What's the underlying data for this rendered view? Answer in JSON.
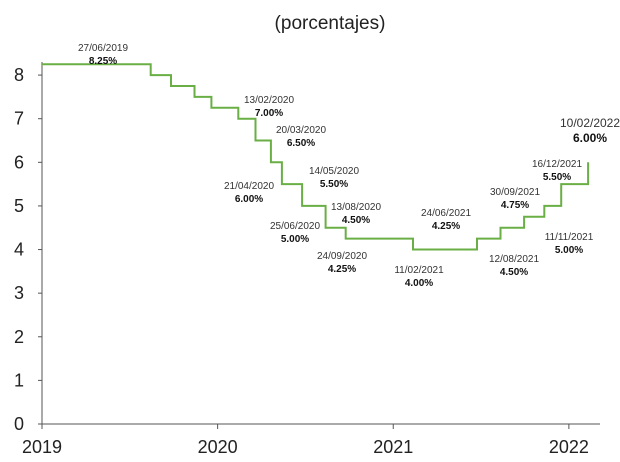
{
  "chart_data": {
    "type": "line",
    "subtitle": "(porcentajes)",
    "title": "",
    "xlabel": "",
    "ylabel": "",
    "xlim": [
      2019.0,
      2022.2
    ],
    "ylim": [
      0,
      8.3
    ],
    "x_ticks": [
      {
        "value": 2019,
        "label": "2019"
      },
      {
        "value": 2020,
        "label": "2020"
      },
      {
        "value": 2021,
        "label": "2021"
      },
      {
        "value": 2022,
        "label": "2022"
      }
    ],
    "y_ticks": [
      0,
      1,
      2,
      3,
      4,
      5,
      6,
      7,
      8
    ],
    "grid": false,
    "step": true,
    "line_color": "#6aaf46",
    "series": [
      {
        "points": [
          {
            "x": "2019-01-01",
            "y": 8.25
          },
          {
            "x": "2019-08-15",
            "y": 8.0
          },
          {
            "x": "2019-09-26",
            "y": 7.75
          },
          {
            "x": "2019-11-14",
            "y": 7.5
          },
          {
            "x": "2019-12-19",
            "y": 7.25
          },
          {
            "x": "2020-02-13",
            "y": 7.0
          },
          {
            "x": "2020-03-20",
            "y": 6.5
          },
          {
            "x": "2020-04-21",
            "y": 6.0
          },
          {
            "x": "2020-05-14",
            "y": 5.5
          },
          {
            "x": "2020-06-25",
            "y": 5.0
          },
          {
            "x": "2020-08-13",
            "y": 4.5
          },
          {
            "x": "2020-09-24",
            "y": 4.25
          },
          {
            "x": "2021-02-11",
            "y": 4.0
          },
          {
            "x": "2021-06-24",
            "y": 4.25
          },
          {
            "x": "2021-08-12",
            "y": 4.5
          },
          {
            "x": "2021-09-30",
            "y": 4.75
          },
          {
            "x": "2021-11-11",
            "y": 5.0
          },
          {
            "x": "2021-12-16",
            "y": 5.5
          },
          {
            "x": "2022-02-10",
            "y": 6.0
          }
        ]
      }
    ],
    "annotations": [
      {
        "date": "27/06/2019",
        "value": "8.25%"
      },
      {
        "date": "13/02/2020",
        "value": "7.00%"
      },
      {
        "date": "20/03/2020",
        "value": "6.50%"
      },
      {
        "date": "14/05/2020",
        "value": "5.50%"
      },
      {
        "date": "21/04/2020",
        "value": "6.00%"
      },
      {
        "date": "13/08/2020",
        "value": "4.50%"
      },
      {
        "date": "25/06/2020",
        "value": "5.00%"
      },
      {
        "date": "24/09/2020",
        "value": "4.25%"
      },
      {
        "date": "24/06/2021",
        "value": "4.25%"
      },
      {
        "date": "11/02/2021",
        "value": "4.00%"
      },
      {
        "date": "30/09/2021",
        "value": "4.75%"
      },
      {
        "date": "12/08/2021",
        "value": "4.50%"
      },
      {
        "date": "16/12/2021",
        "value": "5.50%"
      },
      {
        "date": "11/11/2021",
        "value": "5.00%"
      },
      {
        "date": "10/02/2022",
        "value": "6.00%"
      }
    ]
  }
}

* * *

▶ **SET PROBLEM**
Without the pictures, restate all the entries above exactly.

▶ **RESPONSE FOR THIS EXERCISE**
What's the underlying data for this rendered view? Answer in JSON.
{
  "chart_data": {
    "type": "line",
    "subtitle": "(porcentajes)",
    "title": "",
    "xlabel": "",
    "ylabel": "",
    "xlim": [
      2019.0,
      2022.2
    ],
    "ylim": [
      0,
      8.3
    ],
    "x_ticks": [
      {
        "value": 2019,
        "label": "2019"
      },
      {
        "value": 2020,
        "label": "2020"
      },
      {
        "value": 2021,
        "label": "2021"
      },
      {
        "value": 2022,
        "label": "2022"
      }
    ],
    "y_ticks": [
      0,
      1,
      2,
      3,
      4,
      5,
      6,
      7,
      8
    ],
    "grid": false,
    "step": true,
    "line_color": "#6aaf46",
    "series": [
      {
        "points": [
          {
            "x": "2019-01-01",
            "y": 8.25
          },
          {
            "x": "2019-08-15",
            "y": 8.0
          },
          {
            "x": "2019-09-26",
            "y": 7.75
          },
          {
            "x": "2019-11-14",
            "y": 7.5
          },
          {
            "x": "2019-12-19",
            "y": 7.25
          },
          {
            "x": "2020-02-13",
            "y": 7.0
          },
          {
            "x": "2020-03-20",
            "y": 6.5
          },
          {
            "x": "2020-04-21",
            "y": 6.0
          },
          {
            "x": "2020-05-14",
            "y": 5.5
          },
          {
            "x": "2020-06-25",
            "y": 5.0
          },
          {
            "x": "2020-08-13",
            "y": 4.5
          },
          {
            "x": "2020-09-24",
            "y": 4.25
          },
          {
            "x": "2021-02-11",
            "y": 4.0
          },
          {
            "x": "2021-06-24",
            "y": 4.25
          },
          {
            "x": "2021-08-12",
            "y": 4.5
          },
          {
            "x": "2021-09-30",
            "y": 4.75
          },
          {
            "x": "2021-11-11",
            "y": 5.0
          },
          {
            "x": "2021-12-16",
            "y": 5.5
          },
          {
            "x": "2022-02-10",
            "y": 6.0
          }
        ]
      }
    ],
    "annotations": [
      {
        "date": "27/06/2019",
        "value": "8.25%"
      },
      {
        "date": "13/02/2020",
        "value": "7.00%"
      },
      {
        "date": "20/03/2020",
        "value": "6.50%"
      },
      {
        "date": "14/05/2020",
        "value": "5.50%"
      },
      {
        "date": "21/04/2020",
        "value": "6.00%"
      },
      {
        "date": "13/08/2020",
        "value": "4.50%"
      },
      {
        "date": "25/06/2020",
        "value": "5.00%"
      },
      {
        "date": "24/09/2020",
        "value": "4.25%"
      },
      {
        "date": "24/06/2021",
        "value": "4.25%"
      },
      {
        "date": "11/02/2021",
        "value": "4.00%"
      },
      {
        "date": "30/09/2021",
        "value": "4.75%"
      },
      {
        "date": "12/08/2021",
        "value": "4.50%"
      },
      {
        "date": "16/12/2021",
        "value": "5.50%"
      },
      {
        "date": "11/11/2021",
        "value": "5.00%"
      },
      {
        "date": "10/02/2022",
        "value": "6.00%"
      }
    ]
  }
}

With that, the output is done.